**Aim:** Convert the material from the line containing "y-axis-title: WAI, % <box>33 144 50 200</box>" through the line containing "bar <box>308 165 329 269</box>", both included, into a numbered list that omits blank lines.

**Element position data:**
======
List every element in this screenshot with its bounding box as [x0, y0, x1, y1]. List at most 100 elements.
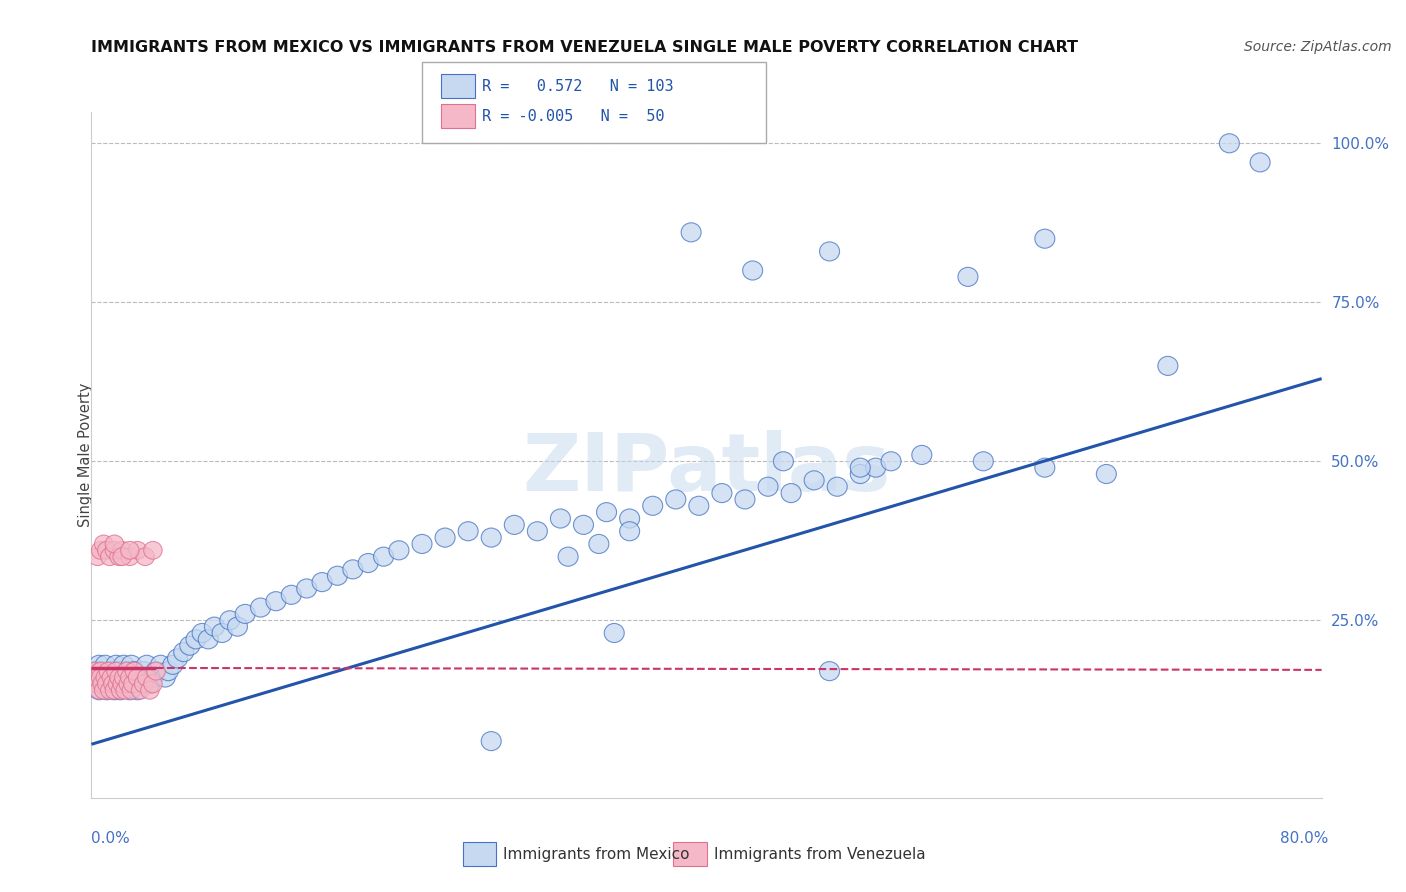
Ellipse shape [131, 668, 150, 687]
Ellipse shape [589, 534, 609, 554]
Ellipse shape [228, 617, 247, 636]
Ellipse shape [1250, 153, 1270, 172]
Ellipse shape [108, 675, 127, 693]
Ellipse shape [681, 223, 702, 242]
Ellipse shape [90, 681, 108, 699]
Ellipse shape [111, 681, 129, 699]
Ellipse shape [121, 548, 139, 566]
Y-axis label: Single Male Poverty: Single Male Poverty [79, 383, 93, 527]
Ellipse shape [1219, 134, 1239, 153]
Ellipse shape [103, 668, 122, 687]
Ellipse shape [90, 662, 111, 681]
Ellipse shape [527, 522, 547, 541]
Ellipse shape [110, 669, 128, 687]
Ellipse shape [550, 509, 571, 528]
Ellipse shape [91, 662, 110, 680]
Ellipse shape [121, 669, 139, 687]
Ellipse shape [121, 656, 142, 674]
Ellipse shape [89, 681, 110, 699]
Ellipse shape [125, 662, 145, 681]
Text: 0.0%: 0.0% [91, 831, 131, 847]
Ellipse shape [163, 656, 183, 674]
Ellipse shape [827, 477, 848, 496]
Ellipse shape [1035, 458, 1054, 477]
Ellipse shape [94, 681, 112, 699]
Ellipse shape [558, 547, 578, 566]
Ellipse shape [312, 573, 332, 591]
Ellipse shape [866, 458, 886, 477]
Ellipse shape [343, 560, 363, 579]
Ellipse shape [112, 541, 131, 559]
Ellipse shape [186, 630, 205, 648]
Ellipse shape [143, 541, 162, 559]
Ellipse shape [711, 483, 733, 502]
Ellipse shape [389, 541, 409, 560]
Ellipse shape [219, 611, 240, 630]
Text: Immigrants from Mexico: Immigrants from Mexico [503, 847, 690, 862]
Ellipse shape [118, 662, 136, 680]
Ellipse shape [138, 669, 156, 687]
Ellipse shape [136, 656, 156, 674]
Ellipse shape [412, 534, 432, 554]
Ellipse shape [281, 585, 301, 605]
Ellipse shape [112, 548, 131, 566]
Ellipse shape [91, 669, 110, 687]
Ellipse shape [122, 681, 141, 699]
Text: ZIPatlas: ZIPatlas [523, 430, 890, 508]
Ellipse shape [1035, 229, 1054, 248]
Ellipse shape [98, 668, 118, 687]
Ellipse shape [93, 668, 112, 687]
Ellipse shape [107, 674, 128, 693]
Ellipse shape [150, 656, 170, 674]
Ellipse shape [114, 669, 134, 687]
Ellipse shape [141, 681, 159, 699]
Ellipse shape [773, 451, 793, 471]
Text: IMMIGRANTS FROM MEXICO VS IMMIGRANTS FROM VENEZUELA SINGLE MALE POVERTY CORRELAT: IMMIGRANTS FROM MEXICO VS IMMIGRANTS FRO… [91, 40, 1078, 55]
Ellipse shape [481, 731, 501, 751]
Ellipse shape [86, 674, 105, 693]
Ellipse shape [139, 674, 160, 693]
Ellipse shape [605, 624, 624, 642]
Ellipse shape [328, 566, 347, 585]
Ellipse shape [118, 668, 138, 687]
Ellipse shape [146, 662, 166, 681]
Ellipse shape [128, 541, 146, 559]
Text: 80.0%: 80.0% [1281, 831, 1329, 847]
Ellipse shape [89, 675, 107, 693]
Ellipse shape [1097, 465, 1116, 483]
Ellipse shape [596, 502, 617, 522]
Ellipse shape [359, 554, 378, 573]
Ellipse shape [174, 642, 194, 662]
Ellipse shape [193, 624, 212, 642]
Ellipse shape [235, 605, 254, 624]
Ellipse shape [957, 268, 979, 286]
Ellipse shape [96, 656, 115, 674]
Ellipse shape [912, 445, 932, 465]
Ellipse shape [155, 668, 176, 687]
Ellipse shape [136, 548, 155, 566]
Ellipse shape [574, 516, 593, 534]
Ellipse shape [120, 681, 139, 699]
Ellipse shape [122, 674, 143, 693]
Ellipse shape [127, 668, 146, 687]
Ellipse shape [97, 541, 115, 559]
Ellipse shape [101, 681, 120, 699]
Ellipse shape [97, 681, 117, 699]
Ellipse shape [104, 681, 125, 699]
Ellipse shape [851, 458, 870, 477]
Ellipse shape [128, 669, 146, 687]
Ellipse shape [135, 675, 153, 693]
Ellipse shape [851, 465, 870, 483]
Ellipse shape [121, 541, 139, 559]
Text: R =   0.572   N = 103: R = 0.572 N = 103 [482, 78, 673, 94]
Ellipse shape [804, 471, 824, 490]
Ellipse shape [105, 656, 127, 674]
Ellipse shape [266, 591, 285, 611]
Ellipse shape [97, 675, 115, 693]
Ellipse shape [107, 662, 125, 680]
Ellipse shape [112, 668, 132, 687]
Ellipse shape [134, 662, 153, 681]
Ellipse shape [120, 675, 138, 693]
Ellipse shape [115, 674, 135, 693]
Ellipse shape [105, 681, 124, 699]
======
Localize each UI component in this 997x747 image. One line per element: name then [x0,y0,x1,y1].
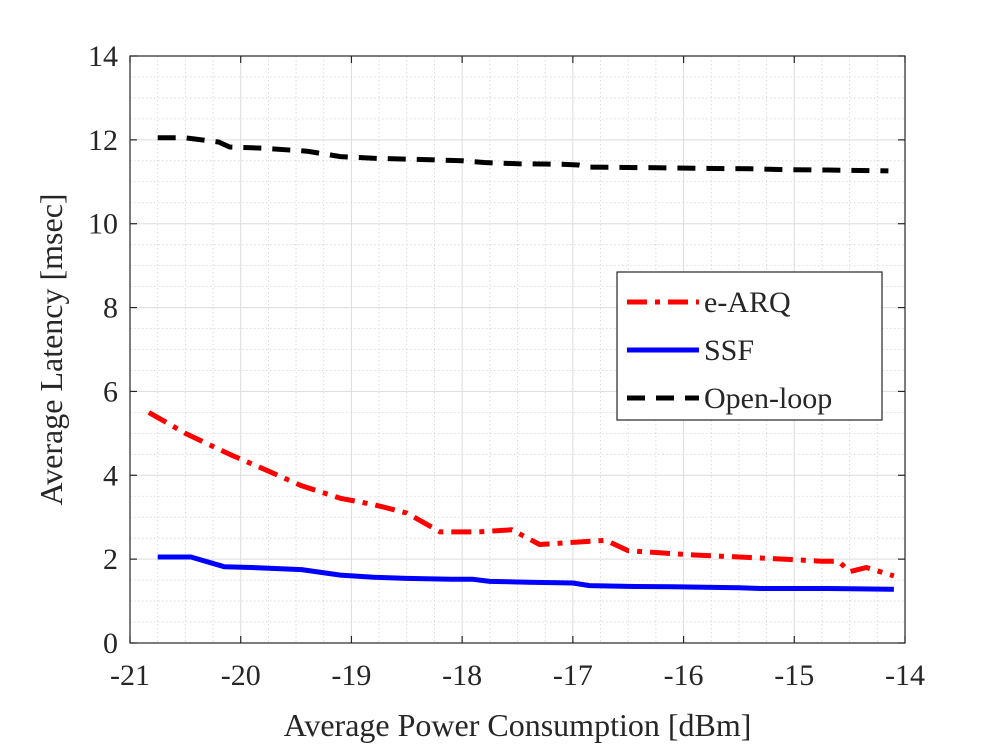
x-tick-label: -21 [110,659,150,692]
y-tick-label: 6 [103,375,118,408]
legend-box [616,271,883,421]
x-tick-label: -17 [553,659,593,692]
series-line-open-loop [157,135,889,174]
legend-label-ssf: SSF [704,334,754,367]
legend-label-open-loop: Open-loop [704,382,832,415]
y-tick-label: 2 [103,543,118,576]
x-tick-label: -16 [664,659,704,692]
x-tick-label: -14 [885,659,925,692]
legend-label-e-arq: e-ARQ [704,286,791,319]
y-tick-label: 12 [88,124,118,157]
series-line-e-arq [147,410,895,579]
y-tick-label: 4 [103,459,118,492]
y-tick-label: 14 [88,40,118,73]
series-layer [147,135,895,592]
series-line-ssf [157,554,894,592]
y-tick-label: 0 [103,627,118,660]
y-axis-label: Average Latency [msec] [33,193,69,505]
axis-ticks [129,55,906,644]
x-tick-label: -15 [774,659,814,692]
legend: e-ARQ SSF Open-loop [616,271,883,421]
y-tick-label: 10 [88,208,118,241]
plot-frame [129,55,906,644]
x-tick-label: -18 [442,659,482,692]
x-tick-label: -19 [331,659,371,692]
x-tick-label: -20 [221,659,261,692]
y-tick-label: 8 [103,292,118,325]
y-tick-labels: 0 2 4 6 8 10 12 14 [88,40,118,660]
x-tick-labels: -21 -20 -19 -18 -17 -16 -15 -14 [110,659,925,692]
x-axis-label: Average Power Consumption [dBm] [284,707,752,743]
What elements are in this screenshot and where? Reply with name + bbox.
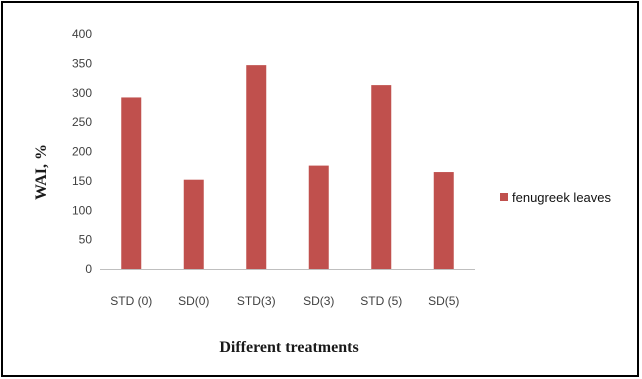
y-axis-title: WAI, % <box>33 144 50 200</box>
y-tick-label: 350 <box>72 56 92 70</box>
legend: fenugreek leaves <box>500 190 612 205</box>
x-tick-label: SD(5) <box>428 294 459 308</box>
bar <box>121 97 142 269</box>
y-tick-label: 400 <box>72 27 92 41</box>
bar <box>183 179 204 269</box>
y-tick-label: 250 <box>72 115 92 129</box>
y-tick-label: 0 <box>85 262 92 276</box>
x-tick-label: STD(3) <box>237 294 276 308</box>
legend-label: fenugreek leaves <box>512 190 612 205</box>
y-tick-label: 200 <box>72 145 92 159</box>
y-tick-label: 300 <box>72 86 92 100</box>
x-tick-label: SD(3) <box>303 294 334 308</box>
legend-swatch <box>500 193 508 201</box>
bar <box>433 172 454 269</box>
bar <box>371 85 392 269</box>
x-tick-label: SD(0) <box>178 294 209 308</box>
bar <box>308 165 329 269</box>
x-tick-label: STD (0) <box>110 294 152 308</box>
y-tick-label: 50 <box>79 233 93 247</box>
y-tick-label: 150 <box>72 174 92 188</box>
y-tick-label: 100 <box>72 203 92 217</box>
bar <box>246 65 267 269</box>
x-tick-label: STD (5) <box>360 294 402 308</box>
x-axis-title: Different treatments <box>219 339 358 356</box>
======
**Answer:**
1. y-axis-title: WAI, % <box>33 144 50 200</box>
2. y-tick-label: 350 <box>72 56 92 70</box>
3. legend: fenugreek leaves <box>500 190 612 205</box>
4. x-tick-label: SD(5) <box>428 294 459 308</box>
5. bar <box>121 97 142 269</box>
6. y-tick-label: 400 <box>72 27 92 41</box>
7. bar <box>183 179 204 269</box>
8. y-tick-label: 250 <box>72 115 92 129</box>
9. y-tick-label: 0 <box>85 262 92 276</box>
10. x-tick-label: STD(3) <box>237 294 276 308</box>
11. legend-label: fenugreek leaves <box>512 190 612 205</box>
12. y-tick-label: 200 <box>72 145 92 159</box>
13. y-tick-label: 300 <box>72 86 92 100</box>
14. x-tick-label: SD(3) <box>303 294 334 308</box>
15. legend-swatch <box>500 193 508 201</box>
16. bar <box>433 172 454 269</box>
17. bar <box>371 85 392 269</box>
18. x-tick-label: SD(0) <box>178 294 209 308</box>
19. bar <box>308 165 329 269</box>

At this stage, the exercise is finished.